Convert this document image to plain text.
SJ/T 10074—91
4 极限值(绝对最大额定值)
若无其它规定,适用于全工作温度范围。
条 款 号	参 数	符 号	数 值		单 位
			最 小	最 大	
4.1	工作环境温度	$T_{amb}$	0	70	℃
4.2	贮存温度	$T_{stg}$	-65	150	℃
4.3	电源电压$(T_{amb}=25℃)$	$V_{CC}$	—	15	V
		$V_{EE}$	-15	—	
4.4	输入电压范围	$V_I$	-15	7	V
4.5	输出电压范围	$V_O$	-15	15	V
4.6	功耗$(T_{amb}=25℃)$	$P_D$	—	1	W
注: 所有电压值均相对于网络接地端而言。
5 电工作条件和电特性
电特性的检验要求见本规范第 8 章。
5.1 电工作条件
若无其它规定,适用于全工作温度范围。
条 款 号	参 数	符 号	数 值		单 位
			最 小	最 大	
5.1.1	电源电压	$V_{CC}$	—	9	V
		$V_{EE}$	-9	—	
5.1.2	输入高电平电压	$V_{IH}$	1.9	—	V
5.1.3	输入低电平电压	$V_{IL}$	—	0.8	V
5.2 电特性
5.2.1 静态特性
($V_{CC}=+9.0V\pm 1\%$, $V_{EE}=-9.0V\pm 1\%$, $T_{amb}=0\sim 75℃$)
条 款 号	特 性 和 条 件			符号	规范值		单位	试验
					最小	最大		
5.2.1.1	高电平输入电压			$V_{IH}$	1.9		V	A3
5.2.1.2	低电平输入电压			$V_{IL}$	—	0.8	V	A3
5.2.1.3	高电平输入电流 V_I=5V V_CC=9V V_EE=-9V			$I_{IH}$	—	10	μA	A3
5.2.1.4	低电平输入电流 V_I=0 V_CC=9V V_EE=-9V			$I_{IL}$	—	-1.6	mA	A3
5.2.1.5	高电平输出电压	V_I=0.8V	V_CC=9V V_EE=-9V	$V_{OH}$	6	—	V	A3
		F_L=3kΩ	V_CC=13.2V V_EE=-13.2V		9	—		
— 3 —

===

=== Aim of the exercise ===
Each line of the material must be restated exactly.

=== The completed task ===
Convert this document image to plain text.
SJ/T 10074—91
4 极限值(绝对最大额定值)
若无其它规定,适用于全工作温度范围。
条 款 号	参 数	符 号	数 值		单 位
			最 小	最 大	
4.1	工作环境温度	$T_{amb}$	0	70	℃
4.2	贮存温度	$T_{stg}$	-65	150	℃
4.3	电源电压$(T_{amb}=25℃)$	$V_{CC}$	—	15	V
		$V_{EE}$	-15	—	
4.4	输入电压范围	$V_I$	-15	7	V
4.5	输出电压范围	$V_O$	-15	15	V
4.6	功耗$(T_{amb}=25℃)$	$P_D$	—	1	W
注: 所有电压值均相对于网络接地端而言。
5 电工作条件和电特性
电特性的检验要求见本规范第 8 章。
5.1 电工作条件
若无其它规定,适用于全工作温度范围。
条 款 号	参 数	符 号	数 值		单 位
			最 小	最 大	
5.1.1	电源电压	$V_{CC}$	—	9	V
		$V_{EE}$	-9	—	
5.1.2	输入高电平电压	$V_{IH}$	1.9	—	V
5.1.3	输入低电平电压	$V_{IL}$	—	0.8	V
5.2 电特性
5.2.1 静态特性
($V_{CC}=+9.0V\pm 1\%$, $V_{EE}=-9.0V\pm 1\%$, $T_{amb}=0\sim 75℃$)
条 款 号	特 性 和 条 件			符号	规范值		单位	试验
					最小	最大		
5.2.1.1	高电平输入电压			$V_{IH}$	1.9		V	A3
5.2.1.2	低电平输入电压			$V_{IL}$	—	0.8	V	A3
5.2.1.3	高电平输入电流 V_I=5V V_CC=9V V_EE=-9V			$I_{IH}$	—	10	μA	A3
5.2.1.4	低电平输入电流 V_I=0 V_CC=9V V_EE=-9V			$I_{IL}$	—	-1.6	mA	A3
5.2.1.5	高电平输出电压	V_I=0.8V	V_CC=9V V_EE=-9V	$V_{OH}$	6	—	V	A3
		F_L=3kΩ	V_CC=13.2V V_EE=-13.2V		9	—		
— 3 —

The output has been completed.